Material for the task:
++++++++++++++++++++

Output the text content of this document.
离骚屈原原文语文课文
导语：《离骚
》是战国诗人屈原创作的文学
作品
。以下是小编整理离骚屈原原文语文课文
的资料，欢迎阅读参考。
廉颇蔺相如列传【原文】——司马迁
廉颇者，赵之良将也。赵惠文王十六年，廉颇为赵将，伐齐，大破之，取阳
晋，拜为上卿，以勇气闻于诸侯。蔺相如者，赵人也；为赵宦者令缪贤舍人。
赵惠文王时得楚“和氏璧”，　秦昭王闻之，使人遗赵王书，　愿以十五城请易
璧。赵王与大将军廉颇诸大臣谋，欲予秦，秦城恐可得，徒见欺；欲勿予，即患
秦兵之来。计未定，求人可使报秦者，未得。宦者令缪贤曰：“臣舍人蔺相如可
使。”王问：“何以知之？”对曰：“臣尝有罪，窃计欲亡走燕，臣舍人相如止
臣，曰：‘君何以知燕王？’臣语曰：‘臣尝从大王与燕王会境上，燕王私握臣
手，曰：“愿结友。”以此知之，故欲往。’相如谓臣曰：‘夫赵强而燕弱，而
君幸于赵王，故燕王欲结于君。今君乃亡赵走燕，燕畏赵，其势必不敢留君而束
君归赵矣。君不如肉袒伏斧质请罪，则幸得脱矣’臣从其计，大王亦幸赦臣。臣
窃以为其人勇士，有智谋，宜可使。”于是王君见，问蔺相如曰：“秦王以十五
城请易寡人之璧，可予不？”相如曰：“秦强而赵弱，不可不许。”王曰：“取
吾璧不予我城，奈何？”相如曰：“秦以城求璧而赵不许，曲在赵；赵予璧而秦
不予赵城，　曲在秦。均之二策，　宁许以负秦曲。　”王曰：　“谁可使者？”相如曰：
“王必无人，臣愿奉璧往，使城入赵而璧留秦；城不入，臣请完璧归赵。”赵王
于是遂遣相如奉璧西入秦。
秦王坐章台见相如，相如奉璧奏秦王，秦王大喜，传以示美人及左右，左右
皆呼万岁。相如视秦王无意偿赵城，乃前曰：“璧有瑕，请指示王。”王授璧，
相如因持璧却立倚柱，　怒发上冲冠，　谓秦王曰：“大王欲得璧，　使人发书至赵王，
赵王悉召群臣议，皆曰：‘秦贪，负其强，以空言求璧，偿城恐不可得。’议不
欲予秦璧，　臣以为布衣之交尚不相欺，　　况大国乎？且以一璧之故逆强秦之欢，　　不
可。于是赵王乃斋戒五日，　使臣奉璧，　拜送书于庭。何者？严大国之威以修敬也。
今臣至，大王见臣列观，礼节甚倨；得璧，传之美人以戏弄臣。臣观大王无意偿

++++++++++++++++++++

Set problem: From the first line to the last, please quote the material above exactly.

Exercise response:
Output the text content of this document.
离骚屈原原文语文课文
导语：《离骚
》是战国诗人屈原创作的文学
作品
。以下是小编整理离骚屈原原文语文课文
的资料，欢迎阅读参考。
廉颇蔺相如列传【原文】——司马迁
廉颇者，赵之良将也。赵惠文王十六年，廉颇为赵将，伐齐，大破之，取阳
晋，拜为上卿，以勇气闻于诸侯。蔺相如者，赵人也；为赵宦者令缪贤舍人。
赵惠文王时得楚“和氏璧”，　秦昭王闻之，使人遗赵王书，　愿以十五城请易
璧。赵王与大将军廉颇诸大臣谋，欲予秦，秦城恐可得，徒见欺；欲勿予，即患
秦兵之来。计未定，求人可使报秦者，未得。宦者令缪贤曰：“臣舍人蔺相如可
使。”王问：“何以知之？”对曰：“臣尝有罪，窃计欲亡走燕，臣舍人相如止
臣，曰：‘君何以知燕王？’臣语曰：‘臣尝从大王与燕王会境上，燕王私握臣
手，曰：“愿结友。”以此知之，故欲往。’相如谓臣曰：‘夫赵强而燕弱，而
君幸于赵王，故燕王欲结于君。今君乃亡赵走燕，燕畏赵，其势必不敢留君而束
君归赵矣。君不如肉袒伏斧质请罪，则幸得脱矣’臣从其计，大王亦幸赦臣。臣
窃以为其人勇士，有智谋，宜可使。”于是王君见，问蔺相如曰：“秦王以十五
城请易寡人之璧，可予不？”相如曰：“秦强而赵弱，不可不许。”王曰：“取
吾璧不予我城，奈何？”相如曰：“秦以城求璧而赵不许，曲在赵；赵予璧而秦
不予赵城，　曲在秦。均之二策，　宁许以负秦曲。　”王曰：　“谁可使者？”相如曰：
“王必无人，臣愿奉璧往，使城入赵而璧留秦；城不入，臣请完璧归赵。”赵王
于是遂遣相如奉璧西入秦。
秦王坐章台见相如，相如奉璧奏秦王，秦王大喜，传以示美人及左右，左右
皆呼万岁。相如视秦王无意偿赵城，乃前曰：“璧有瑕，请指示王。”王授璧，
相如因持璧却立倚柱，　怒发上冲冠，　谓秦王曰：“大王欲得璧，　使人发书至赵王，
赵王悉召群臣议，皆曰：‘秦贪，负其强，以空言求璧，偿城恐不可得。’议不
欲予秦璧，　臣以为布衣之交尚不相欺，　　况大国乎？且以一璧之故逆强秦之欢，　　不
可。于是赵王乃斋戒五日，　使臣奉璧，　拜送书于庭。何者？严大国之威以修敬也。
今臣至，大王见臣列观，礼节甚倨；得璧，传之美人以戏弄臣。臣观大王无意偿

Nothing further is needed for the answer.